» AIM OF THE EXERCISE
Give the listing again character for character, but drop the images.
--- Begin WORKING DATA ---
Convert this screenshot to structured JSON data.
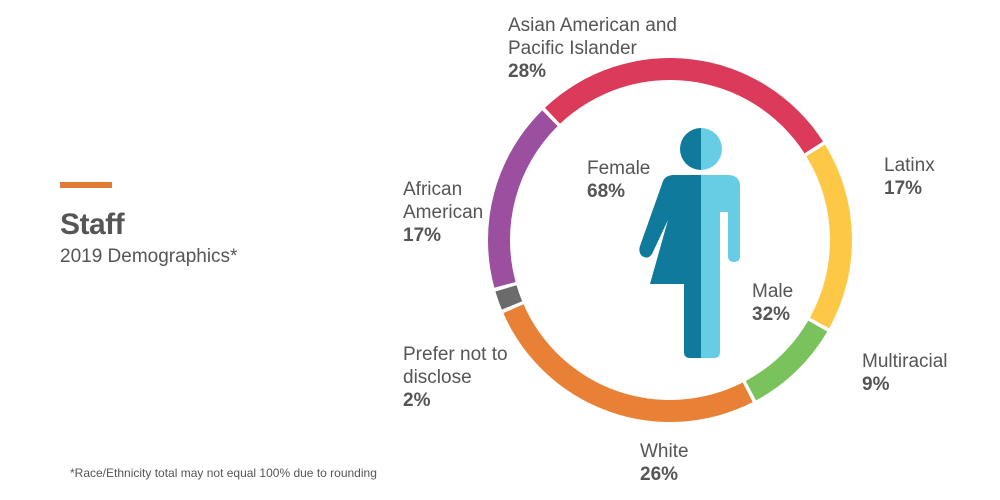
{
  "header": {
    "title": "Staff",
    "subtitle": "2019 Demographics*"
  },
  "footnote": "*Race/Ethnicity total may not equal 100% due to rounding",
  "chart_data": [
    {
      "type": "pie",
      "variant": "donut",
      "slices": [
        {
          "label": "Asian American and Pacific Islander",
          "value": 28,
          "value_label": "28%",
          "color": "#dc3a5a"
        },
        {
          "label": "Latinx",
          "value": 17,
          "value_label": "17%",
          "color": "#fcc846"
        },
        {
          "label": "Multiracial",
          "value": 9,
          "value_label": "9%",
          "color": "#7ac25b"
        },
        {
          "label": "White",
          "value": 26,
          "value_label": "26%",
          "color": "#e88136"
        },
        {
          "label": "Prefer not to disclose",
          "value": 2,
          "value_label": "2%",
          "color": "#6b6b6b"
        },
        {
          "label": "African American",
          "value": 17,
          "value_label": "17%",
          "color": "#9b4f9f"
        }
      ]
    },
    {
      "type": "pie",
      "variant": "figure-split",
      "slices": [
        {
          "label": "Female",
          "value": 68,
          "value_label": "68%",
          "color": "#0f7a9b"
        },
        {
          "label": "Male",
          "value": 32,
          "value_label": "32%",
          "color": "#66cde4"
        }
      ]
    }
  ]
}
--- End WORKING DATA ---
» SOLUTION TO THIS PROBLEM
Convert this screenshot to structured JSON data.
{
  "header": {
    "title": "Staff",
    "subtitle": "2019 Demographics*"
  },
  "footnote": "*Race/Ethnicity total may not equal 100% due to rounding",
  "chart_data": [
    {
      "type": "pie",
      "variant": "donut",
      "slices": [
        {
          "label": "Asian American and Pacific Islander",
          "value": 28,
          "value_label": "28%",
          "color": "#dc3a5a"
        },
        {
          "label": "Latinx",
          "value": 17,
          "value_label": "17%",
          "color": "#fcc846"
        },
        {
          "label": "Multiracial",
          "value": 9,
          "value_label": "9%",
          "color": "#7ac25b"
        },
        {
          "label": "White",
          "value": 26,
          "value_label": "26%",
          "color": "#e88136"
        },
        {
          "label": "Prefer not to disclose",
          "value": 2,
          "value_label": "2%",
          "color": "#6b6b6b"
        },
        {
          "label": "African American",
          "value": 17,
          "value_label": "17%",
          "color": "#9b4f9f"
        }
      ]
    },
    {
      "type": "pie",
      "variant": "figure-split",
      "slices": [
        {
          "label": "Female",
          "value": 68,
          "value_label": "68%",
          "color": "#0f7a9b"
        },
        {
          "label": "Male",
          "value": 32,
          "value_label": "32%",
          "color": "#66cde4"
        }
      ]
    }
  ]
}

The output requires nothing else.